DATASET EXTRACT:
☆ ☆ ☆
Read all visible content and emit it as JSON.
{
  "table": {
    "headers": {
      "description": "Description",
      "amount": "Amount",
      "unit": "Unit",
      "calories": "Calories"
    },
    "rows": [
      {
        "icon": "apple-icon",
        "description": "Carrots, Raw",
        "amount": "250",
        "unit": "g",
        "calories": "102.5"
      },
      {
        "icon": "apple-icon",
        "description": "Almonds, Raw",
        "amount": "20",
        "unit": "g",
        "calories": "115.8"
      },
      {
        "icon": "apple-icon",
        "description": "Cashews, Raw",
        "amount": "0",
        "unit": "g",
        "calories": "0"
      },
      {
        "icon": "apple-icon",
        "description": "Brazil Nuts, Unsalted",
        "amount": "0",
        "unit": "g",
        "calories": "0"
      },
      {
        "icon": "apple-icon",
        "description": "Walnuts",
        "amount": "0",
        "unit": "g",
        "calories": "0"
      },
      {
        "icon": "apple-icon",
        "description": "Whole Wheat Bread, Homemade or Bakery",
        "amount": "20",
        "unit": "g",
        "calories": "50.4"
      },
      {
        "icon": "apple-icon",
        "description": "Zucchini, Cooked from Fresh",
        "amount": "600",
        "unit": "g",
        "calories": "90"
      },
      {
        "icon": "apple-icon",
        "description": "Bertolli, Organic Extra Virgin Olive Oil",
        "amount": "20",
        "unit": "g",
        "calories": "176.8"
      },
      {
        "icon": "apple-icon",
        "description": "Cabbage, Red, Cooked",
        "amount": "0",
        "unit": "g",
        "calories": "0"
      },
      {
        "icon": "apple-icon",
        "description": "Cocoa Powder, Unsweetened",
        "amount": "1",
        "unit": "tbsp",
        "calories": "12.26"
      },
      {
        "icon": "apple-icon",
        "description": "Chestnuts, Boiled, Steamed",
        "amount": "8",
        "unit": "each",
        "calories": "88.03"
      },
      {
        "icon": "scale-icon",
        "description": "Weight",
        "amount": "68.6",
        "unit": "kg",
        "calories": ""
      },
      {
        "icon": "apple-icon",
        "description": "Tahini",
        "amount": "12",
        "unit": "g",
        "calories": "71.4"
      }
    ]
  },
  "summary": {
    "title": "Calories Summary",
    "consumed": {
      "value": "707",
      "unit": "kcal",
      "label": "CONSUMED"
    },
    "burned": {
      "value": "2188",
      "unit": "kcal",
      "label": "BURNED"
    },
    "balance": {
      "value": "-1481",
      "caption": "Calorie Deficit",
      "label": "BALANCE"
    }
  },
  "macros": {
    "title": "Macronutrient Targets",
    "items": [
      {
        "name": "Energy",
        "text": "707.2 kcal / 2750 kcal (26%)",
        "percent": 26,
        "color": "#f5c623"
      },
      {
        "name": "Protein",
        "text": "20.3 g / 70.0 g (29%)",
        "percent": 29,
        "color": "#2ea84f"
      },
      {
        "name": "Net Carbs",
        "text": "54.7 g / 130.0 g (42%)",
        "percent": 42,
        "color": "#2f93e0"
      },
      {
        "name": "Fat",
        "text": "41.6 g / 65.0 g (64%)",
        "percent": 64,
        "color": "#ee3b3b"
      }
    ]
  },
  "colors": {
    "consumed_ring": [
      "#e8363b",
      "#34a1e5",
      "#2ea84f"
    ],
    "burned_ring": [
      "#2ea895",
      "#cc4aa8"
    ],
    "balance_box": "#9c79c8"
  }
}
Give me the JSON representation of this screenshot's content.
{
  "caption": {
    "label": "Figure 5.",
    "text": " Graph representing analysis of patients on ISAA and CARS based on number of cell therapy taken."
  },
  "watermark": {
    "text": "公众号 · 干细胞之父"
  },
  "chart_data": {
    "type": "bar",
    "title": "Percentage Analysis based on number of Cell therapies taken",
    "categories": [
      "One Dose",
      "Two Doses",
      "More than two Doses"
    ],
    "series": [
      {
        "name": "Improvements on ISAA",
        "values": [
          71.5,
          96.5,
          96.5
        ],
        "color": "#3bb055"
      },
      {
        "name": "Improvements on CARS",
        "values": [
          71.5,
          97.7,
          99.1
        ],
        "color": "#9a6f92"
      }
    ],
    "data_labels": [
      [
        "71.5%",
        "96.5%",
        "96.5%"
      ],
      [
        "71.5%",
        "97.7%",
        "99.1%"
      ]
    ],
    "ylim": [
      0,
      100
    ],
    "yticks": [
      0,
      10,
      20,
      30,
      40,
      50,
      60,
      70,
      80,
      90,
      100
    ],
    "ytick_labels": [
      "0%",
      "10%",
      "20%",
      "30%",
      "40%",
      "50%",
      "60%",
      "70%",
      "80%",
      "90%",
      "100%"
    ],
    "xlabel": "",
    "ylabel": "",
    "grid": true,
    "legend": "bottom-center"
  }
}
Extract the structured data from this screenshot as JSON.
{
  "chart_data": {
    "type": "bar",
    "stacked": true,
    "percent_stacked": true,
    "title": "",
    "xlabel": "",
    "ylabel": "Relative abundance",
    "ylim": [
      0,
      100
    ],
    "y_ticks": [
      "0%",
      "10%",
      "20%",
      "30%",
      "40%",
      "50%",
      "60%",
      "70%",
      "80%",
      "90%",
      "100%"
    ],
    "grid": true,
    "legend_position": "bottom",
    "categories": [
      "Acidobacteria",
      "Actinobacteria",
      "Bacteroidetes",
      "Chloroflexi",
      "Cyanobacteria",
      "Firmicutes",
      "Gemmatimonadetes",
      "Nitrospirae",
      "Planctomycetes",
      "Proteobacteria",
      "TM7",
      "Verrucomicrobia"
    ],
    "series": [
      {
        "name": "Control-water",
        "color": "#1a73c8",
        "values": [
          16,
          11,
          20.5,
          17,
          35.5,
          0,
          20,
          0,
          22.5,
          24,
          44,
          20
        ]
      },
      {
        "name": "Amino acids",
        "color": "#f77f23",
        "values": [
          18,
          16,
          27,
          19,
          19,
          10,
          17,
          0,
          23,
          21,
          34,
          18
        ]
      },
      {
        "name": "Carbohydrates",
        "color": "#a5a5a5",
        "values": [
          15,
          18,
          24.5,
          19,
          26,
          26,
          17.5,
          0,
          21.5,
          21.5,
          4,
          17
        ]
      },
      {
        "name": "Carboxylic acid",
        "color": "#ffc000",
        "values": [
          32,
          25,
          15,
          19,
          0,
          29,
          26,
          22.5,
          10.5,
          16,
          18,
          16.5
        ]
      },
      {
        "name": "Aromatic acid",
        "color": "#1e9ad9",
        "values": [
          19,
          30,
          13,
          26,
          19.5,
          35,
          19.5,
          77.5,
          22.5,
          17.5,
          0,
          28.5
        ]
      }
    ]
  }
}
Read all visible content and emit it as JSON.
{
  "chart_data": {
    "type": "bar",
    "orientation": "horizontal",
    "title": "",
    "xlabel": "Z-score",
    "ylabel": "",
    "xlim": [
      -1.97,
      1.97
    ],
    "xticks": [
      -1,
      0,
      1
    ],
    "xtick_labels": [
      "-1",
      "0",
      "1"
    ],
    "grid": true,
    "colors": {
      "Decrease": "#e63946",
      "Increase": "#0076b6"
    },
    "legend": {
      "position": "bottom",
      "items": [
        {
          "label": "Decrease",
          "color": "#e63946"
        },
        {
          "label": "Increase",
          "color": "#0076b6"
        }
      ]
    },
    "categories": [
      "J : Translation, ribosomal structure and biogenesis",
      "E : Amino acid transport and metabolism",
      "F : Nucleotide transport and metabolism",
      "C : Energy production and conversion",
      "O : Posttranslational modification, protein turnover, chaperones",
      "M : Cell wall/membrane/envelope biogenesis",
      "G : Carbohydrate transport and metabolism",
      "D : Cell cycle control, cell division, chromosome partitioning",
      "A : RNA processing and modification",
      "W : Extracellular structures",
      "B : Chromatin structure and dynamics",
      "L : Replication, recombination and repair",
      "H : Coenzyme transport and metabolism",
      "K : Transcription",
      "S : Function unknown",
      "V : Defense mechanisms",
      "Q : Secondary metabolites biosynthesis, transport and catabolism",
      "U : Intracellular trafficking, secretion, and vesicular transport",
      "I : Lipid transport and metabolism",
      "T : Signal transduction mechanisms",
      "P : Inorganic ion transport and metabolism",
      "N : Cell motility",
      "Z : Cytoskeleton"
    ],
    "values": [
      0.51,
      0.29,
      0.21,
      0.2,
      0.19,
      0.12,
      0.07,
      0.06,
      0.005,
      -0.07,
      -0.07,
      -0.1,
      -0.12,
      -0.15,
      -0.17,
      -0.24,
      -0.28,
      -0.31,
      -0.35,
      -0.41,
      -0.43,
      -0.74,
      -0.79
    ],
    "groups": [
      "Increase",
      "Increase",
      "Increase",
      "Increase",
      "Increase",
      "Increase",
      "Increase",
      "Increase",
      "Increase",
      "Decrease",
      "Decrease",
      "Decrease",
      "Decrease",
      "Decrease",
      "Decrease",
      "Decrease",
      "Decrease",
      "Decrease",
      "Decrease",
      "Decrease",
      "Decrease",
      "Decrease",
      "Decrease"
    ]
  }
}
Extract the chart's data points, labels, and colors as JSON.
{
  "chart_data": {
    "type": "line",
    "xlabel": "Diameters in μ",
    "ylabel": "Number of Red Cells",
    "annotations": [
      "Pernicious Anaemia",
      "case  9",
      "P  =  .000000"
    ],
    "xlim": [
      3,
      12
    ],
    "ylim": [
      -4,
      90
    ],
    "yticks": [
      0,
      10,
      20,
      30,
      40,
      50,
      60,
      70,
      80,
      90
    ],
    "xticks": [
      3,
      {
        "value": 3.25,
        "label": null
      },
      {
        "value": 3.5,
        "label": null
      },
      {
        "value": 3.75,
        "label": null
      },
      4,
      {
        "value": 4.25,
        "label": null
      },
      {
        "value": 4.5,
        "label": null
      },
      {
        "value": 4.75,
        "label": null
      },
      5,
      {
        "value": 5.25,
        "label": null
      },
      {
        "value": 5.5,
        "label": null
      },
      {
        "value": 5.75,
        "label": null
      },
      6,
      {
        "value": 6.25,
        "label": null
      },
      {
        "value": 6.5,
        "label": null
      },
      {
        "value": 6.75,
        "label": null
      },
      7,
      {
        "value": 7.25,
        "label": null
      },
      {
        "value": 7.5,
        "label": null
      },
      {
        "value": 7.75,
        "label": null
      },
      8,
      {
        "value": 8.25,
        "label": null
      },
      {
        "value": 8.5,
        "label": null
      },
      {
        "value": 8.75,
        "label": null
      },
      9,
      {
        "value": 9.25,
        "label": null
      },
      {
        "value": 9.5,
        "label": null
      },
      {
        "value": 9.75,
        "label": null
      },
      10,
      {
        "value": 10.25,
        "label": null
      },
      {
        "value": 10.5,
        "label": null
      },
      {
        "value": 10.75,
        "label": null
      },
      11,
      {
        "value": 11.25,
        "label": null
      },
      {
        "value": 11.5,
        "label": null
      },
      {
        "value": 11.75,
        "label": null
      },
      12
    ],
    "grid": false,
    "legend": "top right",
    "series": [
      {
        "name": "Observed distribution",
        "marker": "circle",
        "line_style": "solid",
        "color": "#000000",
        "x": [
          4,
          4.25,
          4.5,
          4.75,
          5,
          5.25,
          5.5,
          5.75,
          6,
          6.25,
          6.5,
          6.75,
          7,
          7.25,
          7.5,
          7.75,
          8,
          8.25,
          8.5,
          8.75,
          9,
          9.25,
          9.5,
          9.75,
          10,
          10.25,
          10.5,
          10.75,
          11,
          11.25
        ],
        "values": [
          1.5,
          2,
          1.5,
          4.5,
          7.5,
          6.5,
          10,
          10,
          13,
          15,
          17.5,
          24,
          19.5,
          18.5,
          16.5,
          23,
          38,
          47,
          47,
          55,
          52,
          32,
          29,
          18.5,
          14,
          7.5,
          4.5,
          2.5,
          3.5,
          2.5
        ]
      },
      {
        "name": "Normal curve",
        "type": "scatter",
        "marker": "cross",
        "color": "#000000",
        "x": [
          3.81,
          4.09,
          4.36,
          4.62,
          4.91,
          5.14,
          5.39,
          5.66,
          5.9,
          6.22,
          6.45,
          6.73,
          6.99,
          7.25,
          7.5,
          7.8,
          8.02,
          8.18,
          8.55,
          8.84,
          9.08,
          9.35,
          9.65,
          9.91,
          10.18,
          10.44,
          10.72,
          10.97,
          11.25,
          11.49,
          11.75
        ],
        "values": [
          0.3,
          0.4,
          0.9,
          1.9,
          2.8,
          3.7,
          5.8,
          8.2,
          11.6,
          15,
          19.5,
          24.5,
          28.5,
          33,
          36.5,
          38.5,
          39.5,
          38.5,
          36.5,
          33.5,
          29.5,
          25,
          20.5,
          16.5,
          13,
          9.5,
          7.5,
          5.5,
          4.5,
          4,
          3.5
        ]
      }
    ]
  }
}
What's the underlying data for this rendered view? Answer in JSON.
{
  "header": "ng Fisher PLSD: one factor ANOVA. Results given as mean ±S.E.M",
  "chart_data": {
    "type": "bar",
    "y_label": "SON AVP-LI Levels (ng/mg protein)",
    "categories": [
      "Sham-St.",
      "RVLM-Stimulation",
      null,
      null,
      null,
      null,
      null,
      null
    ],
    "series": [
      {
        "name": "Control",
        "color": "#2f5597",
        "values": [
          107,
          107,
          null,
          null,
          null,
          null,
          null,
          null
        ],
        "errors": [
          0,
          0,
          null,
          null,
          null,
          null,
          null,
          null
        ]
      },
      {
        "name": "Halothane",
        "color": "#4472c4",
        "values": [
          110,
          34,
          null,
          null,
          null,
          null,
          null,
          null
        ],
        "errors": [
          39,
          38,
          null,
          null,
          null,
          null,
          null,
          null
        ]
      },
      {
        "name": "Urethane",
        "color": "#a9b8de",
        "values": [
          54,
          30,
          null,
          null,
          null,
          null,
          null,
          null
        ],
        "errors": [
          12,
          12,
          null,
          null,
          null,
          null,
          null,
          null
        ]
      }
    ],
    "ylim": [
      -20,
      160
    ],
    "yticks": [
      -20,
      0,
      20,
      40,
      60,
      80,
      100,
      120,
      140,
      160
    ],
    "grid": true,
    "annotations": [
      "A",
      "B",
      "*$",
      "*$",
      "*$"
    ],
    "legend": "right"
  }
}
☆ ☆ ☆
AIM OF THE EXERCISE: Looking at the entries above, how many lines contain "Cooked"? State the number and nothing more.

TASK SOLUTION: 2